**** Source material ****
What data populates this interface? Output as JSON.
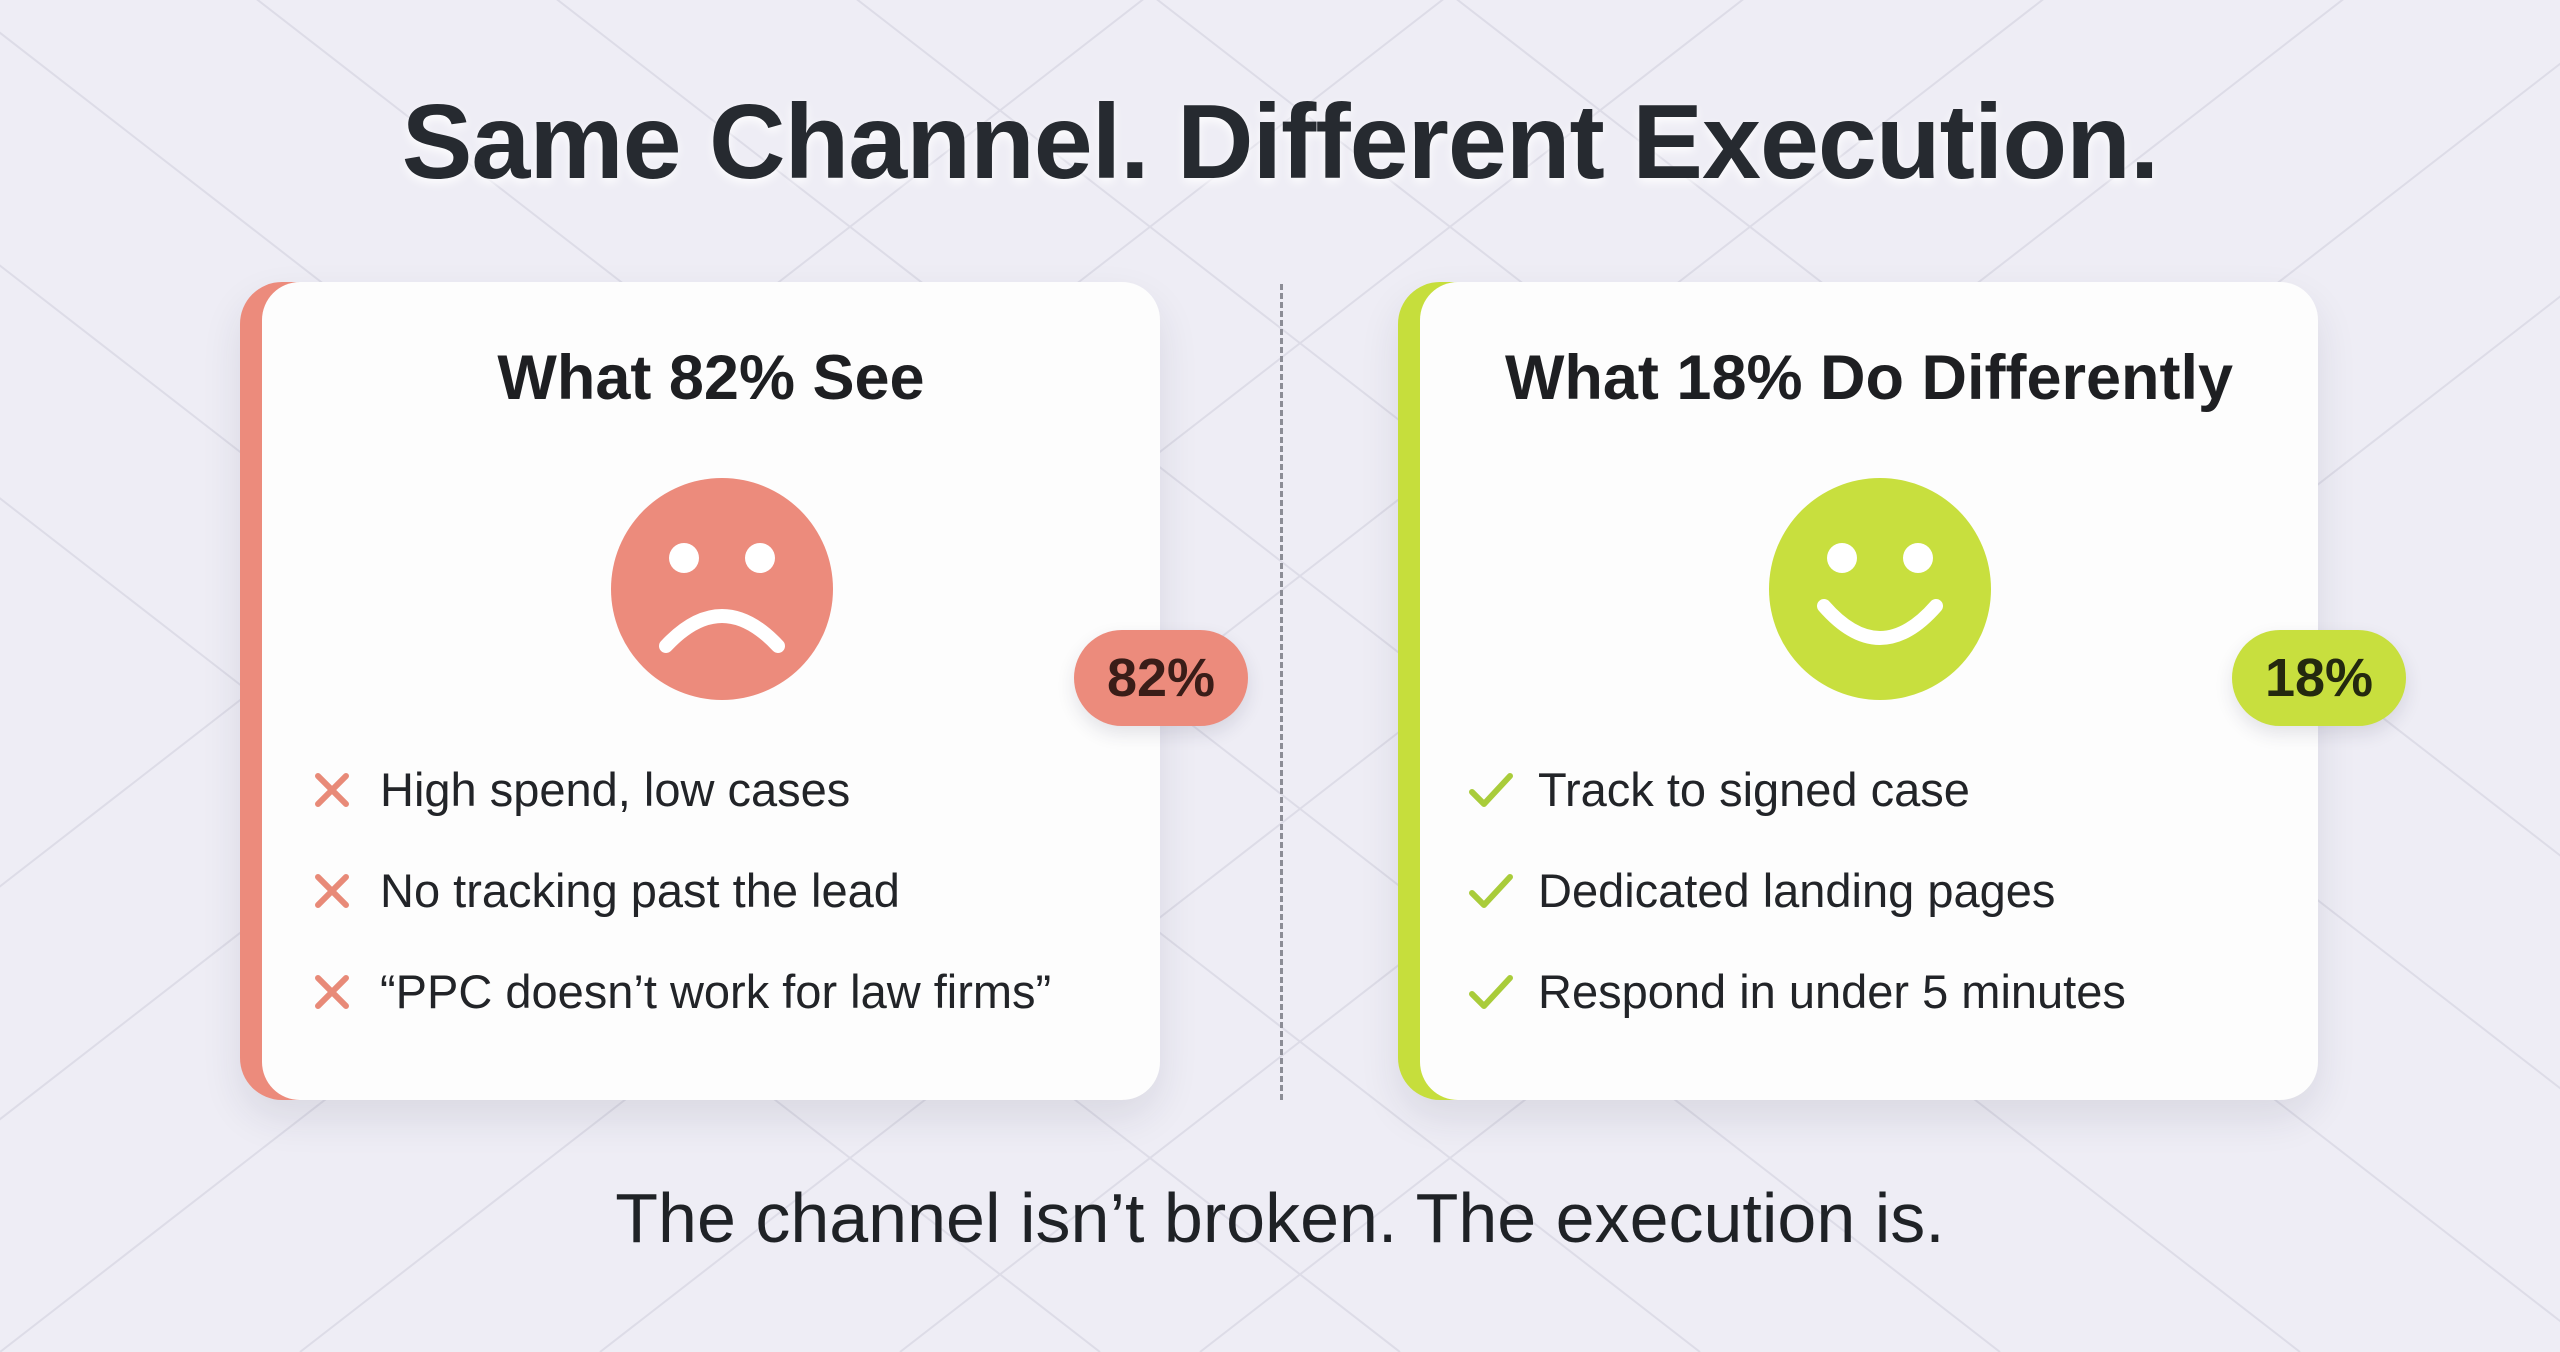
{
  "headline": "Same Channel. Different Execution.",
  "left_card": {
    "title": "What 82% See",
    "face_icon": "sad-face-icon",
    "mark_icon": "x-icon",
    "items": [
      "High spend, low cases",
      "No tracking past the lead",
      "“PPC doesn’t work for law firms”"
    ],
    "badge": "82%",
    "accent_color": "#ec8b7c"
  },
  "right_card": {
    "title": "What 18% Do Differently",
    "face_icon": "happy-face-icon",
    "mark_icon": "check-icon",
    "items": [
      "Track to signed case",
      "Dedicated landing pages",
      "Respond in under 5 minutes"
    ],
    "badge": "18%",
    "accent_color": "#c8df3e"
  },
  "footer": "The channel isn’t broken. The execution is."
}
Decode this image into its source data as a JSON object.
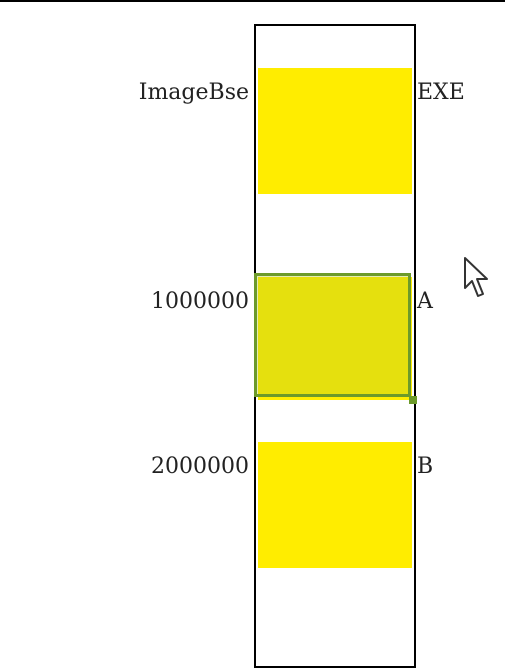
{
  "labels": {
    "image_base": "ImageBse",
    "exe": "EXE",
    "address_a": "1000000",
    "module_a": "A",
    "address_b": "2000000",
    "module_b": "B"
  },
  "colors": {
    "block_fill": "#ffed00",
    "selection_border": "#6c9a2a",
    "column_border": "#000000"
  },
  "icons": {
    "cursor": "mouse-pointer-icon"
  }
}
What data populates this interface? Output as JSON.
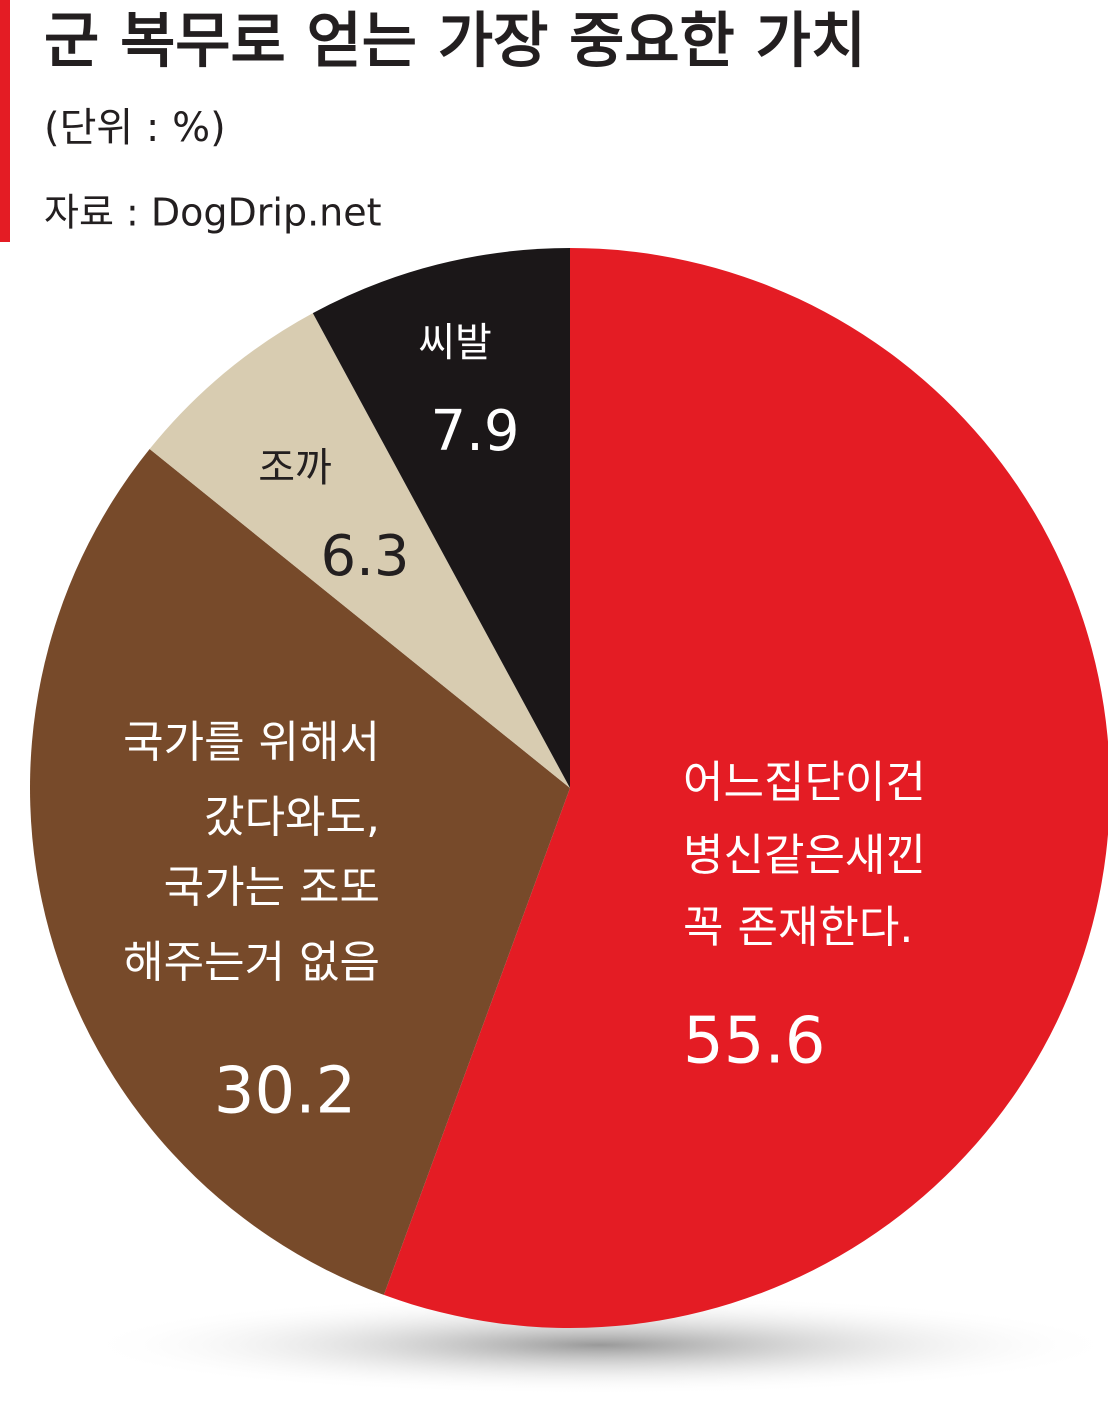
{
  "chart_data": {
    "type": "pie",
    "title": "군 복무로 얻는 가장 중요한 가치",
    "subtitle": "(단위 : %)",
    "source": "자료 : DogDrip.net",
    "categories": [
      [
        "어느집단이건",
        "병신같은새낀",
        "꼭 존재한다."
      ],
      [
        "국가를 위해서",
        "갔다와도,",
        "국가는 조또",
        "해주는거 없음"
      ],
      [
        "조까"
      ],
      [
        "씨발"
      ]
    ],
    "values": [
      55.6,
      30.2,
      6.3,
      7.9
    ],
    "colors": [
      "#e41c24",
      "#774a2a",
      "#d8ccb1",
      "#1b1718"
    ],
    "label_colors": [
      "#ffffff",
      "#ffffff",
      "#231f20",
      "#ffffff"
    ]
  }
}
****
Give every line above again exactly, with no pictures.

What data populates this interface? Output as JSON.
{
  "headline": "Same Channel. Different Execution.",
  "left_card": {
    "title": "What 82% See",
    "face_icon": "sad-face-icon",
    "mark_icon": "x-icon",
    "items": [
      "High spend, low cases",
      "No tracking past the lead",
      "“PPC doesn’t work for law firms”"
    ],
    "badge": "82%",
    "accent_color": "#ec8b7c"
  },
  "right_card": {
    "title": "What 18% Do Differently",
    "face_icon": "happy-face-icon",
    "mark_icon": "check-icon",
    "items": [
      "Track to signed case",
      "Dedicated landing pages",
      "Respond in under 5 minutes"
    ],
    "badge": "18%",
    "accent_color": "#c8df3e"
  },
  "footer": "The channel isn’t broken. The execution is."
}
Decode this image into its source data as a JSON object.
{
  "labels": {
    "image_base": "ImageBse",
    "exe": "EXE",
    "address_a": "1000000",
    "module_a": "A",
    "address_b": "2000000",
    "module_b": "B"
  },
  "colors": {
    "block_fill": "#ffed00",
    "selection_border": "#6c9a2a",
    "column_border": "#000000"
  },
  "icons": {
    "cursor": "mouse-pointer-icon"
  }
}
What data populates this interface? Output as JSON.
{
  "chart_data": {
    "type": "pie",
    "title": "군 복무로 얻는 가장 중요한 가치",
    "subtitle": "(단위 : %)",
    "source": "자료 : DogDrip.net",
    "categories": [
      [
        "어느집단이건",
        "병신같은새낀",
        "꼭 존재한다."
      ],
      [
        "국가를 위해서",
        "갔다와도,",
        "국가는 조또",
        "해주는거 없음"
      ],
      [
        "조까"
      ],
      [
        "씨발"
      ]
    ],
    "values": [
      55.6,
      30.2,
      6.3,
      7.9
    ],
    "colors": [
      "#e41c24",
      "#774a2a",
      "#d8ccb1",
      "#1b1718"
    ],
    "label_colors": [
      "#ffffff",
      "#ffffff",
      "#231f20",
      "#ffffff"
    ]
  }
}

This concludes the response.